PROBLEM DETAILS: Images are not part of the copy; transcribe all the data exactly.
Start RECORDS FOR THE EXERCISE
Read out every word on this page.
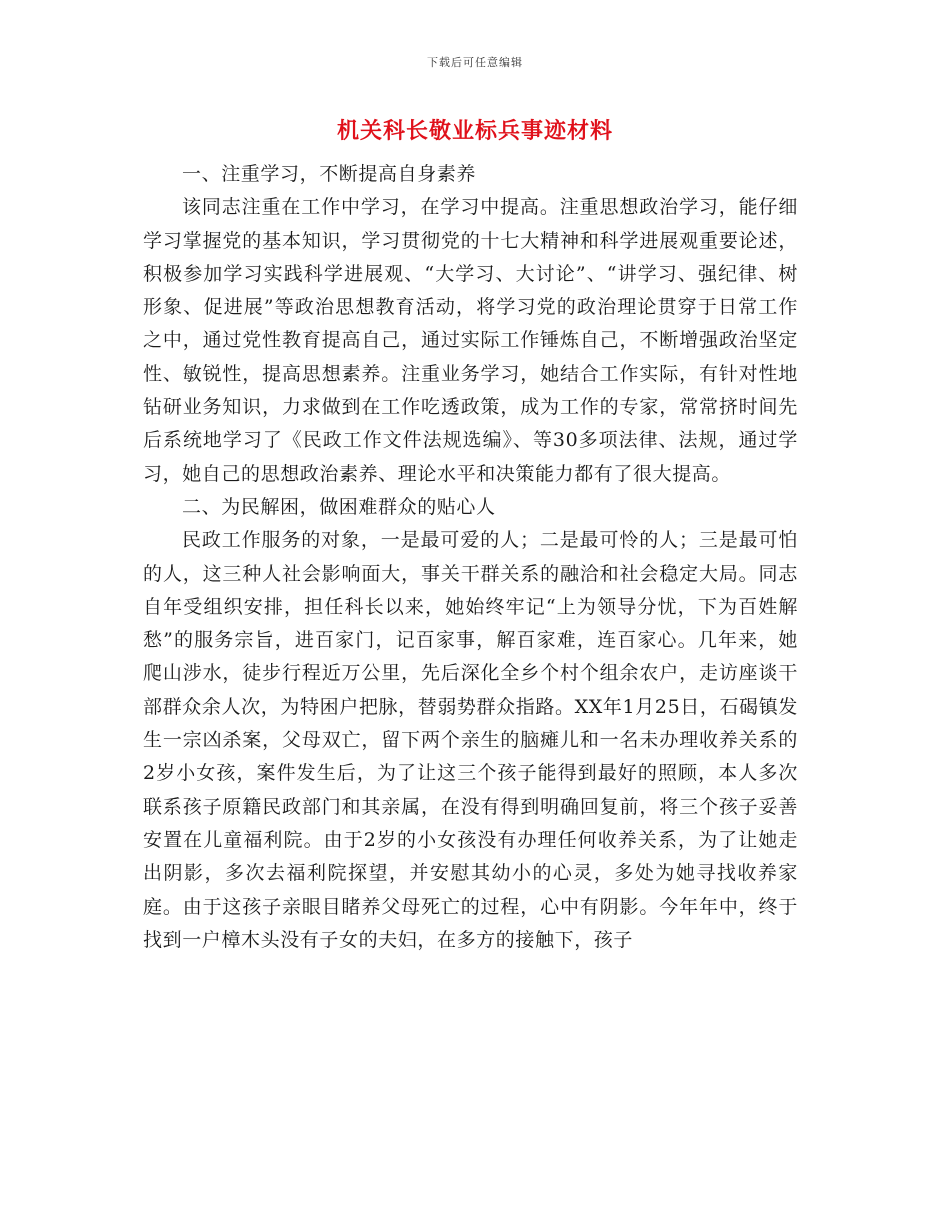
下载后可任意编辑
机关科长敬业标兵事迹材料

一、注重学习，不断提高自身素养

该同志注重在工作中学习，在学习中提高。注重思想政治学习，能仔细学习掌握党的基本知识，学习贯彻党的十七大精神和科学进展观重要论述，积极参加学习实践科学进展观、“大学习、大讨论”、“讲学习、强纪律、树形象、促进展”等政治思想教育活动，将学习党的政治理论贯穿于日常工作之中，通过党性教育提高自己，通过实际工作锤炼自己，不断增强政治坚定性、敏锐性，提高思想素养。注重业务学习，她结合工作实际，有针对性地钻研业务知识，力求做到在工作吃透政策，成为工作的专家，常常挤时间先后系统地学习了《民政工作文件法规选编》、等30多项法律、法规，通过学习，她自己的思想政治素养、理论水平和决策能力都有了很大提高。

二、为民解困，做困难群众的贴心人

民政工作服务的对象，一是最可爱的人；二是最可怜的人；三是最可怕的人，这三种人社会影响面大，事关干群关系的融洽和社会稳定大局。同志自年受组织安排，担任科长以来，她始终牢记“上为领导分忧，下为百姓解愁”的服务宗旨，进百家门，记百家事，解百家难，连百家心。几年来，她爬山涉水，徒步行程近万公里，先后深化全乡个村个组余农户，走访座谈干部群众余人次，为特困户把脉，替弱势群众指路。XX年1月25日，石碣镇发生一宗凶杀案，父母双亡，留下两个亲生的脑瘫儿和一名未办理收养关系的2岁小女孩，案件发生后，为了让这三个孩子能得到最好的照顾，本人多次联系孩子原籍民政部门和其亲属，在没有得到明确回复前，将三个孩子妥善安置在儿童福利院。由于2岁的小女孩没有办理任何收养关系，为了让她走出阴影，多次去福利院探望，并安慰其幼小的心灵，多处为她寻找收养家庭。由于这孩子亲眼目睹养父母死亡的过程，心中有阴影。今年年中，终于找到一户樟木头没有子女的夫妇，在多方的接触下，孩子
End RECORDS FOR THE EXERCISE
SOLUTION FOR THIS EXERCISE:
Read out every word on this page.
下载后可任意编辑
机关科长敬业标兵事迹材料

一、注重学习，不断提高自身素养

该同志注重在工作中学习，在学习中提高。注重思想政治学习，能仔细学习掌握党的基本知识，学习贯彻党的十七大精神和科学进展观重要论述，积极参加学习实践科学进展观、“大学习、大讨论”、“讲学习、强纪律、树形象、促进展”等政治思想教育活动，将学习党的政治理论贯穿于日常工作之中，通过党性教育提高自己，通过实际工作锤炼自己，不断增强政治坚定性、敏锐性，提高思想素养。注重业务学习，她结合工作实际，有针对性地钻研业务知识，力求做到在工作吃透政策，成为工作的专家，常常挤时间先后系统地学习了《民政工作文件法规选编》、等30多项法律、法规，通过学习，她自己的思想政治素养、理论水平和决策能力都有了很大提高。

二、为民解困，做困难群众的贴心人

民政工作服务的对象，一是最可爱的人；二是最可怜的人；三是最可怕的人，这三种人社会影响面大，事关干群关系的融洽和社会稳定大局。同志自年受组织安排，担任科长以来，她始终牢记“上为领导分忧，下为百姓解愁”的服务宗旨，进百家门，记百家事，解百家难，连百家心。几年来，她爬山涉水，徒步行程近万公里，先后深化全乡个村个组余农户，走访座谈干部群众余人次，为特困户把脉，替弱势群众指路。XX年1月25日，石碣镇发生一宗凶杀案，父母双亡，留下两个亲生的脑瘫儿和一名未办理收养关系的2岁小女孩，案件发生后，为了让这三个孩子能得到最好的照顾，本人多次联系孩子原籍民政部门和其亲属，在没有得到明确回复前，将三个孩子妥善安置在儿童福利院。由于2岁的小女孩没有办理任何收养关系，为了让她走出阴影，多次去福利院探望，并安慰其幼小的心灵，多处为她寻找收养家庭。由于这孩子亲眼目睹养父母死亡的过程，心中有阴影。今年年中，终于找到一户樟木头没有子女的夫妇，在多方的接触下，孩子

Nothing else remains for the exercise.